(Structured figure records)
# # # # # # #
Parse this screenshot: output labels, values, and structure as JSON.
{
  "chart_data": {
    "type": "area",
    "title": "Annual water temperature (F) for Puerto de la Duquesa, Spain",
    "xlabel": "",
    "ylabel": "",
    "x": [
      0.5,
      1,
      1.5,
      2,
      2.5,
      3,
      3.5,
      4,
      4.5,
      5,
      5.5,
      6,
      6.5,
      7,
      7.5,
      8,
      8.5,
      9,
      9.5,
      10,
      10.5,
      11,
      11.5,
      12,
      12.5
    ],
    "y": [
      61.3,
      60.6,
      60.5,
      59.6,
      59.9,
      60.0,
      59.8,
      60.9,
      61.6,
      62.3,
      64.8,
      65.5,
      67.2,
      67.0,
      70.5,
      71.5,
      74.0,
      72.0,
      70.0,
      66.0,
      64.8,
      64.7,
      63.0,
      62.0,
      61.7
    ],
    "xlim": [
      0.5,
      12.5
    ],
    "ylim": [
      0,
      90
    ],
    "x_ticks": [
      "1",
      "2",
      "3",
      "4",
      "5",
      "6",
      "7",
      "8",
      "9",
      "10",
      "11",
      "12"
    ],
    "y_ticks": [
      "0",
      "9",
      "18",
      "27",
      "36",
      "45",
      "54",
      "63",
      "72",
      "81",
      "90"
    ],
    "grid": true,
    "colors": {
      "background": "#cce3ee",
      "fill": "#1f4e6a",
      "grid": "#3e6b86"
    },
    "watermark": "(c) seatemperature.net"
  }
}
# # # # # # #
▶ Aim
Reproduce every line above without error.

▶ Final result
Parse this screenshot: output labels, values, and structure as JSON.
{
  "chart_data": {
    "type": "area",
    "title": "Annual water temperature (F) for Puerto de la Duquesa, Spain",
    "xlabel": "",
    "ylabel": "",
    "x": [
      0.5,
      1,
      1.5,
      2,
      2.5,
      3,
      3.5,
      4,
      4.5,
      5,
      5.5,
      6,
      6.5,
      7,
      7.5,
      8,
      8.5,
      9,
      9.5,
      10,
      10.5,
      11,
      11.5,
      12,
      12.5
    ],
    "y": [
      61.3,
      60.6,
      60.5,
      59.6,
      59.9,
      60.0,
      59.8,
      60.9,
      61.6,
      62.3,
      64.8,
      65.5,
      67.2,
      67.0,
      70.5,
      71.5,
      74.0,
      72.0,
      70.0,
      66.0,
      64.8,
      64.7,
      63.0,
      62.0,
      61.7
    ],
    "xlim": [
      0.5,
      12.5
    ],
    "ylim": [
      0,
      90
    ],
    "x_ticks": [
      "1",
      "2",
      "3",
      "4",
      "5",
      "6",
      "7",
      "8",
      "9",
      "10",
      "11",
      "12"
    ],
    "y_ticks": [
      "0",
      "9",
      "18",
      "27",
      "36",
      "45",
      "54",
      "63",
      "72",
      "81",
      "90"
    ],
    "grid": true,
    "colors": {
      "background": "#cce3ee",
      "fill": "#1f4e6a",
      "grid": "#3e6b86"
    },
    "watermark": "(c) seatemperature.net"
  }
}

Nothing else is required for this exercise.